## Instructions to follow
Write the data out again in full, with no departure from the original.
## Begin Record excerpts
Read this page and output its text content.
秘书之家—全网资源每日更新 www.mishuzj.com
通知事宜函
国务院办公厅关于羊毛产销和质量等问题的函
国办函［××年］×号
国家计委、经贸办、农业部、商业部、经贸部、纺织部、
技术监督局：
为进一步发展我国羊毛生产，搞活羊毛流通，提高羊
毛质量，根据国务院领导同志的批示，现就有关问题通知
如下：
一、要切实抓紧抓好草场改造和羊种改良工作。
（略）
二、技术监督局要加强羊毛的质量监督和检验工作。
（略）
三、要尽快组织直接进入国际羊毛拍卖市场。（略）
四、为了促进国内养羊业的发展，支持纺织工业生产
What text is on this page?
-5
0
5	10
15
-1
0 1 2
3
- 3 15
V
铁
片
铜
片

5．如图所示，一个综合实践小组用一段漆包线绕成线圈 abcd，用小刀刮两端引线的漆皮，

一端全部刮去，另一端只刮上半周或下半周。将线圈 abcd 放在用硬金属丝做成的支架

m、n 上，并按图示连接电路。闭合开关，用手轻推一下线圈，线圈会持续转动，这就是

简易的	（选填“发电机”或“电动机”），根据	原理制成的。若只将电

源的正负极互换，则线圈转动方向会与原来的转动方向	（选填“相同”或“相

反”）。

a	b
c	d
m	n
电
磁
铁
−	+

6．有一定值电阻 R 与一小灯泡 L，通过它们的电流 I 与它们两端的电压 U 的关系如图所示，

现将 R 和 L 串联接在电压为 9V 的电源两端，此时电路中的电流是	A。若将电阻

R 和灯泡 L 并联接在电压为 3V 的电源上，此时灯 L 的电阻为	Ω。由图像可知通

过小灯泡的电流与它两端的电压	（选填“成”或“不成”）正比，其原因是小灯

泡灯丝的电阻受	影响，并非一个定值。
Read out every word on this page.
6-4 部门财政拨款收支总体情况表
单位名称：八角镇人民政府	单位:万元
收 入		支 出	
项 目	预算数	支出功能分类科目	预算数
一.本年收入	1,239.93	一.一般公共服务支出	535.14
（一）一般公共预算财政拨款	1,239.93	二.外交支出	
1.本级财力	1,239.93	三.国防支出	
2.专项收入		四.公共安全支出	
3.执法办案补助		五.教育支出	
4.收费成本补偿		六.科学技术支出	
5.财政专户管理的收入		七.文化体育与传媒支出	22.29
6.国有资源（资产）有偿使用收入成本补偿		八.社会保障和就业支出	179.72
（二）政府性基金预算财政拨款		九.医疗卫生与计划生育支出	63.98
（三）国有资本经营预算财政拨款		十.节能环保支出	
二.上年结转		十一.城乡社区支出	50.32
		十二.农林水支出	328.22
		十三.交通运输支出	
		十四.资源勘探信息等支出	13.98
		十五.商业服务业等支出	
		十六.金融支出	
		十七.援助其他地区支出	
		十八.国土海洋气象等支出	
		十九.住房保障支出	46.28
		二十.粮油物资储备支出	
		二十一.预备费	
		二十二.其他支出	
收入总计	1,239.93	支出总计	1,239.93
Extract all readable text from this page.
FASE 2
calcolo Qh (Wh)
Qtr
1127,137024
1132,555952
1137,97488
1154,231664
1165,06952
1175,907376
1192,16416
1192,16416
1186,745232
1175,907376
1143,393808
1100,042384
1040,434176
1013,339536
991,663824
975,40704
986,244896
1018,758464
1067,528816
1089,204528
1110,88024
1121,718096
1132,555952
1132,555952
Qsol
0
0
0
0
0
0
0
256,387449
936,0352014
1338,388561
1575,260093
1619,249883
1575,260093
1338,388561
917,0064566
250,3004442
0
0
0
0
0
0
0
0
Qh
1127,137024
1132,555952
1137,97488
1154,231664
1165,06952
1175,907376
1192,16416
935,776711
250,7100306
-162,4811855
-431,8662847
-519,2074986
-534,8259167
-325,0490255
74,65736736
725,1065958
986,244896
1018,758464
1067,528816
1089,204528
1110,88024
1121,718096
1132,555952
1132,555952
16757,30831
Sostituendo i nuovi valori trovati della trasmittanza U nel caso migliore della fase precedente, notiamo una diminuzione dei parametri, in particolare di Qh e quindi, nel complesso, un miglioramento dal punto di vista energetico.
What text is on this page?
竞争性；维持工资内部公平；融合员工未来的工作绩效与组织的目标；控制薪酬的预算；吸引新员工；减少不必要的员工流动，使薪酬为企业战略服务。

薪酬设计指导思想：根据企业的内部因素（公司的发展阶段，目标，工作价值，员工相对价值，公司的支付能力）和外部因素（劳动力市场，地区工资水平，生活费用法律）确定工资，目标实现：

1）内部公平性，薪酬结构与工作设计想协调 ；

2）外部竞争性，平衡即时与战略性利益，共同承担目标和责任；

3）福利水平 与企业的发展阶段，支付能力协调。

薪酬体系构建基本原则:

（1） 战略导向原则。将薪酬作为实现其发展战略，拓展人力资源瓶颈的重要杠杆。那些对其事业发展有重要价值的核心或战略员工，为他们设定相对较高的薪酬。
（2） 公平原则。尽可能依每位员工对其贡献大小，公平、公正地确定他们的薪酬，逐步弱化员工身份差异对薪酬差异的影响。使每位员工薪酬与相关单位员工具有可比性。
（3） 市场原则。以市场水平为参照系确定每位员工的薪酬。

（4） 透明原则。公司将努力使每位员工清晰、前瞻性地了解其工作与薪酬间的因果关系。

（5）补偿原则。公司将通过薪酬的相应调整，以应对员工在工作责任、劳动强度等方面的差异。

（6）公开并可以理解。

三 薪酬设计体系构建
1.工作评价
## End Record excerpts
## Exercise answer
Read this page and output its text content.
秘书之家—全网资源每日更新 www.mishuzj.com
通知事宜函
国务院办公厅关于羊毛产销和质量等问题的函
国办函［××年］×号
国家计委、经贸办、农业部、商业部、经贸部、纺织部、
技术监督局：
为进一步发展我国羊毛生产，搞活羊毛流通，提高羊
毛质量，根据国务院领导同志的批示，现就有关问题通知
如下：
一、要切实抓紧抓好草场改造和羊种改良工作。
（略）
二、技术监督局要加强羊毛的质量监督和检验工作。
（略）
三、要尽快组织直接进入国际羊毛拍卖市场。（略）
四、为了促进国内养羊业的发展，支持纺织工业生产
What text is on this page?
-5
0
5	10
15
-1
0 1 2
3
- 3 15
V
铁
片
铜
片

5．如图所示，一个综合实践小组用一段漆包线绕成线圈 abcd，用小刀刮两端引线的漆皮，

一端全部刮去，另一端只刮上半周或下半周。将线圈 abcd 放在用硬金属丝做成的支架

m、n 上，并按图示连接电路。闭合开关，用手轻推一下线圈，线圈会持续转动，这就是

简易的	（选填“发电机”或“电动机”），根据	原理制成的。若只将电

源的正负极互换，则线圈转动方向会与原来的转动方向	（选填“相同”或“相

反”）。

a	b
c	d
m	n
电
磁
铁
−	+

6．有一定值电阻 R 与一小灯泡 L，通过它们的电流 I 与它们两端的电压 U 的关系如图所示，

现将 R 和 L 串联接在电压为 9V 的电源两端，此时电路中的电流是	A。若将电阻

R 和灯泡 L 并联接在电压为 3V 的电源上，此时灯 L 的电阻为	Ω。由图像可知通

过小灯泡的电流与它两端的电压	（选填“成”或“不成”）正比，其原因是小灯

泡灯丝的电阻受	影响，并非一个定值。
Read out every word on this page.
6-4 部门财政拨款收支总体情况表
单位名称：八角镇人民政府	单位:万元
收 入		支 出	
项 目	预算数	支出功能分类科目	预算数
一.本年收入	1,239.93	一.一般公共服务支出	535.14
（一）一般公共预算财政拨款	1,239.93	二.外交支出	
1.本级财力	1,239.93	三.国防支出	
2.专项收入		四.公共安全支出	
3.执法办案补助		五.教育支出	
4.收费成本补偿		六.科学技术支出	
5.财政专户管理的收入		七.文化体育与传媒支出	22.29
6.国有资源（资产）有偿使用收入成本补偿		八.社会保障和就业支出	179.72
（二）政府性基金预算财政拨款		九.医疗卫生与计划生育支出	63.98
（三）国有资本经营预算财政拨款		十.节能环保支出	
二.上年结转		十一.城乡社区支出	50.32
		十二.农林水支出	328.22
		十三.交通运输支出	
		十四.资源勘探信息等支出	13.98
		十五.商业服务业等支出	
		十六.金融支出	
		十七.援助其他地区支出	
		十八.国土海洋气象等支出	
		十九.住房保障支出	46.28
		二十.粮油物资储备支出	
		二十一.预备费	
		二十二.其他支出	
收入总计	1,239.93	支出总计	1,239.93
Extract all readable text from this page.
FASE 2
calcolo Qh (Wh)
Qtr
1127,137024
1132,555952
1137,97488
1154,231664
1165,06952
1175,907376
1192,16416
1192,16416
1186,745232
1175,907376
1143,393808
1100,042384
1040,434176
1013,339536
991,663824
975,40704
986,244896
1018,758464
1067,528816
1089,204528
1110,88024
1121,718096
1132,555952
1132,555952
Qsol
0
0
0
0
0
0
0
256,387449
936,0352014
1338,388561
1575,260093
1619,249883
1575,260093
1338,388561
917,0064566
250,3004442
0
0
0
0
0
0
0
0
Qh
1127,137024
1132,555952
1137,97488
1154,231664
1165,06952
1175,907376
1192,16416
935,776711
250,7100306
-162,4811855
-431,8662847
-519,2074986
-534,8259167
-325,0490255
74,65736736
725,1065958
986,244896
1018,758464
1067,528816
1089,204528
1110,88024
1121,718096
1132,555952
1132,555952
16757,30831
Sostituendo i nuovi valori trovati della trasmittanza U nel caso migliore della fase precedente, notiamo una diminuzione dei parametri, in particolare di Qh e quindi, nel complesso, un miglioramento dal punto di vista energetico.
What text is on this page?
竞争性；维持工资内部公平；融合员工未来的工作绩效与组织的目标；控制薪酬的预算；吸引新员工；减少不必要的员工流动，使薪酬为企业战略服务。

薪酬设计指导思想：根据企业的内部因素（公司的发展阶段，目标，工作价值，员工相对价值，公司的支付能力）和外部因素（劳动力市场，地区工资水平，生活费用法律）确定工资，目标实现：

1）内部公平性，薪酬结构与工作设计想协调 ；

2）外部竞争性，平衡即时与战略性利益，共同承担目标和责任；

3）福利水平 与企业的发展阶段，支付能力协调。

薪酬体系构建基本原则:

（1） 战略导向原则。将薪酬作为实现其发展战略，拓展人力资源瓶颈的重要杠杆。那些对其事业发展有重要价值的核心或战略员工，为他们设定相对较高的薪酬。
（2） 公平原则。尽可能依每位员工对其贡献大小，公平、公正地确定他们的薪酬，逐步弱化员工身份差异对薪酬差异的影响。使每位员工薪酬与相关单位员工具有可比性。
（3） 市场原则。以市场水平为参照系确定每位员工的薪酬。

（4） 透明原则。公司将努力使每位员工清晰、前瞻性地了解其工作与薪酬间的因果关系。

（5）补偿原则。公司将通过薪酬的相应调整，以应对员工在工作责任、劳动强度等方面的差异。

（6）公开并可以理解。

三 薪酬设计体系构建
1.工作评价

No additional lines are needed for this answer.